- _DATA FOR THIS EXERCISE_
((

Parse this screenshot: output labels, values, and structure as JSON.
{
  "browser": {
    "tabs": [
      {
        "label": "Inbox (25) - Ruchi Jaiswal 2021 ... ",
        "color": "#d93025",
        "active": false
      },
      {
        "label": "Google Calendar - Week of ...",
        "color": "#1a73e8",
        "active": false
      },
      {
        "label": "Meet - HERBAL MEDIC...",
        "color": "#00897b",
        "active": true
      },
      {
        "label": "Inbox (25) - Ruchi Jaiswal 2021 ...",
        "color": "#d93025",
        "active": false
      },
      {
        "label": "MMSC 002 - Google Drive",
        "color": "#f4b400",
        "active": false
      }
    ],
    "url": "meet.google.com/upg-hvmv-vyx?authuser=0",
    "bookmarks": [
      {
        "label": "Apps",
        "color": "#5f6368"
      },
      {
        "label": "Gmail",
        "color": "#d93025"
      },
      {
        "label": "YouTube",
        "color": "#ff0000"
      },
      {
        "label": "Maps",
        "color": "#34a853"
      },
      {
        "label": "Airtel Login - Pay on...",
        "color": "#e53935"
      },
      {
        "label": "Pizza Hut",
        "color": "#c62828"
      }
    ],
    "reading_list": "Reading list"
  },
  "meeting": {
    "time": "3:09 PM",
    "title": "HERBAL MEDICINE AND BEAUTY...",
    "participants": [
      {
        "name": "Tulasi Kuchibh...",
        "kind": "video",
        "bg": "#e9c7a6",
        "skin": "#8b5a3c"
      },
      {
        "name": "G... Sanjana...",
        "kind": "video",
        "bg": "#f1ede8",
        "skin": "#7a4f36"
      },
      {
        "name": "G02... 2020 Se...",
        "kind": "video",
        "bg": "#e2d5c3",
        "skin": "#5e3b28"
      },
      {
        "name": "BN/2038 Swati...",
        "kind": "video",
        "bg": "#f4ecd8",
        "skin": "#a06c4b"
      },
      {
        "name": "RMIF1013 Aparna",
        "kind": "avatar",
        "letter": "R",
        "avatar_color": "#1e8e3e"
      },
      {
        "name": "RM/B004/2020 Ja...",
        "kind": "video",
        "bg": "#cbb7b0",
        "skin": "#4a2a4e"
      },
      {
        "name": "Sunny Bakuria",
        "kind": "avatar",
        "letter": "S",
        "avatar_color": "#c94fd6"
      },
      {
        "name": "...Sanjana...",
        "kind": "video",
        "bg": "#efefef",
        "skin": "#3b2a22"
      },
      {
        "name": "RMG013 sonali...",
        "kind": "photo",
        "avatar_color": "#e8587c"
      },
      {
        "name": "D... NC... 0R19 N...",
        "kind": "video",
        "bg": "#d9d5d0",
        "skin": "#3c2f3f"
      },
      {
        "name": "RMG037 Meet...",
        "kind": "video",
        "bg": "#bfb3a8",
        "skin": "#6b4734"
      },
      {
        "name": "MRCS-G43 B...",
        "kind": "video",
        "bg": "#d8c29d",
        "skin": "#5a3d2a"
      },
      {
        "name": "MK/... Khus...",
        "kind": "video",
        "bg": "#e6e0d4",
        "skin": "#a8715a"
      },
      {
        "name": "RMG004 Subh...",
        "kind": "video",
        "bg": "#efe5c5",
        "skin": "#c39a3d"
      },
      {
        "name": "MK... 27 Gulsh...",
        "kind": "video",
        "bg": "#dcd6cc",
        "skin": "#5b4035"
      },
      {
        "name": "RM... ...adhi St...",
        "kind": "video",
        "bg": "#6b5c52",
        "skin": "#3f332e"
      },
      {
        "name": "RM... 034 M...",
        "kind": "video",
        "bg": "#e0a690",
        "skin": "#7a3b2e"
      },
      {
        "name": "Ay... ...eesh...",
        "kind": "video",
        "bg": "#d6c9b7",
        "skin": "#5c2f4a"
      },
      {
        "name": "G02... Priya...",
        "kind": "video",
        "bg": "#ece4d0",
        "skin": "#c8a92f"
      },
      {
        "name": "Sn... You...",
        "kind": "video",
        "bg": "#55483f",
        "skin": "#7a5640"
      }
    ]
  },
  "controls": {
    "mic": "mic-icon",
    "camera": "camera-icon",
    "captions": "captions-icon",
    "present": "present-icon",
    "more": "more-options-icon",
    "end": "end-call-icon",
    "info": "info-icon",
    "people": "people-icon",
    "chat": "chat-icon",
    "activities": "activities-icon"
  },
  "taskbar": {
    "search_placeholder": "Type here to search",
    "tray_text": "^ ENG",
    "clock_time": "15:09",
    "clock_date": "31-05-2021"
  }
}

))

- _DIRECTIONS FOR THIS TASK_
Write the material out again in its entirety, exactly as shown.

- _WRITTEN SOLUTION_
Parse this screenshot: output labels, values, and structure as JSON.
{
  "browser": {
    "tabs": [
      {
        "label": "Inbox (25) - Ruchi Jaiswal 2021 ... ",
        "color": "#d93025",
        "active": false
      },
      {
        "label": "Google Calendar - Week of ...",
        "color": "#1a73e8",
        "active": false
      },
      {
        "label": "Meet - HERBAL MEDIC...",
        "color": "#00897b",
        "active": true
      },
      {
        "label": "Inbox (25) - Ruchi Jaiswal 2021 ...",
        "color": "#d93025",
        "active": false
      },
      {
        "label": "MMSC 002 - Google Drive",
        "color": "#f4b400",
        "active": false
      }
    ],
    "url": "meet.google.com/upg-hvmv-vyx?authuser=0",
    "bookmarks": [
      {
        "label": "Apps",
        "color": "#5f6368"
      },
      {
        "label": "Gmail",
        "color": "#d93025"
      },
      {
        "label": "YouTube",
        "color": "#ff0000"
      },
      {
        "label": "Maps",
        "color": "#34a853"
      },
      {
        "label": "Airtel Login - Pay on...",
        "color": "#e53935"
      },
      {
        "label": "Pizza Hut",
        "color": "#c62828"
      }
    ],
    "reading_list": "Reading list"
  },
  "meeting": {
    "time": "3:09 PM",
    "title": "HERBAL MEDICINE AND BEAUTY...",
    "participants": [
      {
        "name": "Tulasi Kuchibh...",
        "kind": "video",
        "bg": "#e9c7a6",
        "skin": "#8b5a3c"
      },
      {
        "name": "G... Sanjana...",
        "kind": "video",
        "bg": "#f1ede8",
        "skin": "#7a4f36"
      },
      {
        "name": "G02... 2020 Se...",
        "kind": "video",
        "bg": "#e2d5c3",
        "skin": "#5e3b28"
      },
      {
        "name": "BN/2038 Swati...",
        "kind": "video",
        "bg": "#f4ecd8",
        "skin": "#a06c4b"
      },
      {
        "name": "RMIF1013 Aparna",
        "kind": "avatar",
        "letter": "R",
        "avatar_color": "#1e8e3e"
      },
      {
        "name": "RM/B004/2020 Ja...",
        "kind": "video",
        "bg": "#cbb7b0",
        "skin": "#4a2a4e"
      },
      {
        "name": "Sunny Bakuria",
        "kind": "avatar",
        "letter": "S",
        "avatar_color": "#c94fd6"
      },
      {
        "name": "...Sanjana...",
        "kind": "video",
        "bg": "#efefef",
        "skin": "#3b2a22"
      },
      {
        "name": "RMG013 sonali...",
        "kind": "photo",
        "avatar_color": "#e8587c"
      },
      {
        "name": "D... NC... 0R19 N...",
        "kind": "video",
        "bg": "#d9d5d0",
        "skin": "#3c2f3f"
      },
      {
        "name": "RMG037 Meet...",
        "kind": "video",
        "bg": "#bfb3a8",
        "skin": "#6b4734"
      },
      {
        "name": "MRCS-G43 B...",
        "kind": "video",
        "bg": "#d8c29d",
        "skin": "#5a3d2a"
      },
      {
        "name": "MK/... Khus...",
        "kind": "video",
        "bg": "#e6e0d4",
        "skin": "#a8715a"
      },
      {
        "name": "RMG004 Subh...",
        "kind": "video",
        "bg": "#efe5c5",
        "skin": "#c39a3d"
      },
      {
        "name": "MK... 27 Gulsh...",
        "kind": "video",
        "bg": "#dcd6cc",
        "skin": "#5b4035"
      },
      {
        "name": "RM... ...adhi St...",
        "kind": "video",
        "bg": "#6b5c52",
        "skin": "#3f332e"
      },
      {
        "name": "RM... 034 M...",
        "kind": "video",
        "bg": "#e0a690",
        "skin": "#7a3b2e"
      },
      {
        "name": "Ay... ...eesh...",
        "kind": "video",
        "bg": "#d6c9b7",
        "skin": "#5c2f4a"
      },
      {
        "name": "G02... Priya...",
        "kind": "video",
        "bg": "#ece4d0",
        "skin": "#c8a92f"
      },
      {
        "name": "Sn... You...",
        "kind": "video",
        "bg": "#55483f",
        "skin": "#7a5640"
      }
    ]
  },
  "controls": {
    "mic": "mic-icon",
    "camera": "camera-icon",
    "captions": "captions-icon",
    "present": "present-icon",
    "more": "more-options-icon",
    "end": "end-call-icon",
    "info": "info-icon",
    "people": "people-icon",
    "chat": "chat-icon",
    "activities": "activities-icon"
  },
  "taskbar": {
    "search_placeholder": "Type here to search",
    "tray_text": "^ ENG",
    "clock_time": "15:09",
    "clock_date": "31-05-2021"
  }
}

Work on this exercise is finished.